- **WORK TO DO**:
1. Please copy the passage about running in solitude word for word, in full.
2. Rewrite the records from the line with "x-tick-label: 0.2 (331, 546, 359, 567)" up to and including the final line of the records, replacing "Trawl" with "Net" and leaving everything else unchanged.

- **DOCUMENT EXCERPT**:
-.-.-
Solitude: A Different Kind of Pleasure
That is no problem, rather a different kind of pleasure. Running alone means I have more opportunity to appreciate this green place. I know every step of its turf with the intimacy that comes from running over it for so many years. Equally I can notice the changes, like the exuberant dog park that now occupies the soggy lower field where I used to prepare for mid-winter cross-country mud. (Dog exercise areas in Wellington are marked with official Council signboards in dog language – “Woof-Woof-Ruff.”) Running solo, I can enjoy the increased birdlife, and meditate on the trees that have grown from saplings to maturity while I have been aging.
In my first running book, Heroes and Sparrows, a Celebration of Running, I had a section where I defined “the motives and rewards of running.” Alongside “the friendships, and the companionship of shared effort,” I wrote that “I run also for the intense privacy it bestows.” The responsibility of keeping social distance means I can unashamedly indulge the Ebenezer Scrooge side of my personality, and veer unsociably away from the recreational walkers and family groups.
-.-.-
(A run of records)
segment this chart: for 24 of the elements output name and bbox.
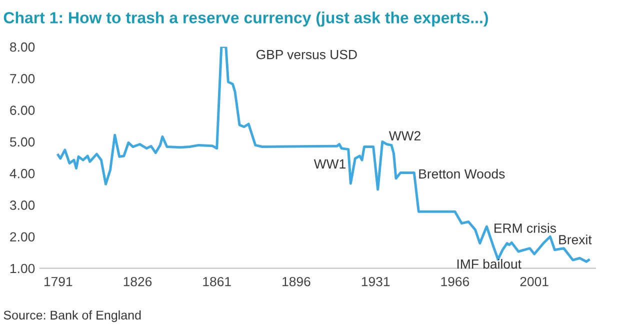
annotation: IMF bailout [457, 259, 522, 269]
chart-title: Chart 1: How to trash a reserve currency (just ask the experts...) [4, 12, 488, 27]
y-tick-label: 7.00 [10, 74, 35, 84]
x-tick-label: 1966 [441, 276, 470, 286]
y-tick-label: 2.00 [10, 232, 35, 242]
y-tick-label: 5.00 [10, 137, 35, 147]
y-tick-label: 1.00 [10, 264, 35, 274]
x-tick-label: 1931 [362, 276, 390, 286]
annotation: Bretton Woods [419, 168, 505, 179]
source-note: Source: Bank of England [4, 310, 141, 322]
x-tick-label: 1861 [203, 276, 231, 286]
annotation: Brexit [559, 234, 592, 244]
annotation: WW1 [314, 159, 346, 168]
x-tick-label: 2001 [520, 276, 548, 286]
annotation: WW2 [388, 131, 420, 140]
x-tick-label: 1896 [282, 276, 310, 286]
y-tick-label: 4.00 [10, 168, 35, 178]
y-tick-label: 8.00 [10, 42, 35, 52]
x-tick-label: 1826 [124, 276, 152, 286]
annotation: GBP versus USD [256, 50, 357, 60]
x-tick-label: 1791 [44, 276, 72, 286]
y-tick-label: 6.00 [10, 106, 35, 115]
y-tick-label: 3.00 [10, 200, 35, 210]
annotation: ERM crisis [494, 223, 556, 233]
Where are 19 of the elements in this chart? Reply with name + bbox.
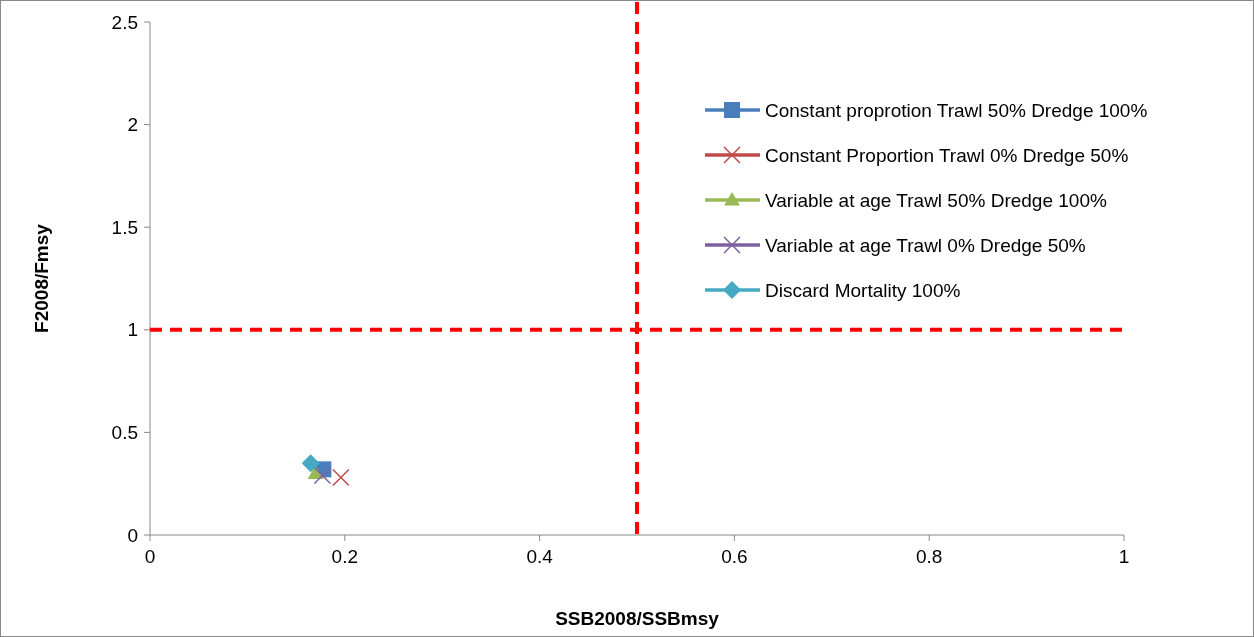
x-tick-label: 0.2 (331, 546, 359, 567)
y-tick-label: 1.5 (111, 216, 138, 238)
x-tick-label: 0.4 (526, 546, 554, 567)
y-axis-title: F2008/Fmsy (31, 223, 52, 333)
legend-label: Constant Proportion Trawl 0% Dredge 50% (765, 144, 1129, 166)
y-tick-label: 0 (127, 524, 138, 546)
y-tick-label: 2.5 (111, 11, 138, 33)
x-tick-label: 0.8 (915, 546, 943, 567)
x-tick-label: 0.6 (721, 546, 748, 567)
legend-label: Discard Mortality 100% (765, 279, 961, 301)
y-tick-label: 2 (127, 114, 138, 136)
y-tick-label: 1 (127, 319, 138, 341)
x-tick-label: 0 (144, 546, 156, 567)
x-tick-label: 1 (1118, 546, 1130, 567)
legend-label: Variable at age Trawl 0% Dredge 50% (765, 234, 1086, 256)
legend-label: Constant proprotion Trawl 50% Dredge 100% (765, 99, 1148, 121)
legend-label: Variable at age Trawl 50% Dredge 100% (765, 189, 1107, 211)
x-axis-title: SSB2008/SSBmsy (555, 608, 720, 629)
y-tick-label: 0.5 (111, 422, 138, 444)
-.-.-
- **EXERCISE ANSWERS**:
1.
Solitude: A Different Kind of Pleasure
That is no problem, rather a different kind of pleasure. Running alone means I have more opportunity to appreciate this green place. I know every step of its turf with the intimacy that comes from running over it for so many years. Equally I can notice the changes, like the exuberant dog park that now occupies the soggy lower field where I used to prepare for mid-winter cross-country mud. (Dog exercise areas in Wellington are marked with official Council signboards in dog language – “Woof-Woof-Ruff.”) Running solo, I can enjoy the increased birdlife, and meditate on the trees that have grown from saplings to maturity while I have been aging.
In my first running book, Heroes and Sparrows, a Celebration of Running, I had a section where I defined “the motives and rewards of running.” Alongside “the friendships, and the companionship of shared effort,” I wrote that “I run also for the intense privacy it bestows.” The responsibility of keeping social distance means I can unashamedly indulge the Ebenezer Scrooge side of my personality, and veer unsociably away from the recreational walkers and family groups.

2.
x-tick-label: 0.2 (331, 546, 359, 567)
y-tick-label: 1.5 (111, 216, 138, 238)
x-tick-label: 0.4 (526, 546, 554, 567)
y-axis-title: F2008/Fmsy (31, 223, 52, 333)
legend-label: Constant Proportion Net 0% Dredge 50% (765, 144, 1129, 166)
y-tick-label: 0 (127, 524, 138, 546)
y-tick-label: 2.5 (111, 11, 138, 33)
x-tick-label: 0.8 (915, 546, 943, 567)
x-tick-label: 0.6 (721, 546, 748, 567)
legend-label: Discard Mortality 100% (765, 279, 961, 301)
y-tick-label: 2 (127, 114, 138, 136)
y-tick-label: 1 (127, 319, 138, 341)
x-tick-label: 0 (144, 546, 156, 567)
x-tick-label: 1 (1118, 546, 1130, 567)
legend-label: Variable at age Net 0% Dredge 50% (765, 234, 1086, 256)
legend-label: Constant proprotion Net 50% Dredge 100% (765, 99, 1148, 121)
legend-label: Variable at age Net 50% Dredge 100% (765, 189, 1107, 211)
x-axis-title: SSB2008/SSBmsy (555, 608, 720, 629)
y-tick-label: 0.5 (111, 422, 138, 444)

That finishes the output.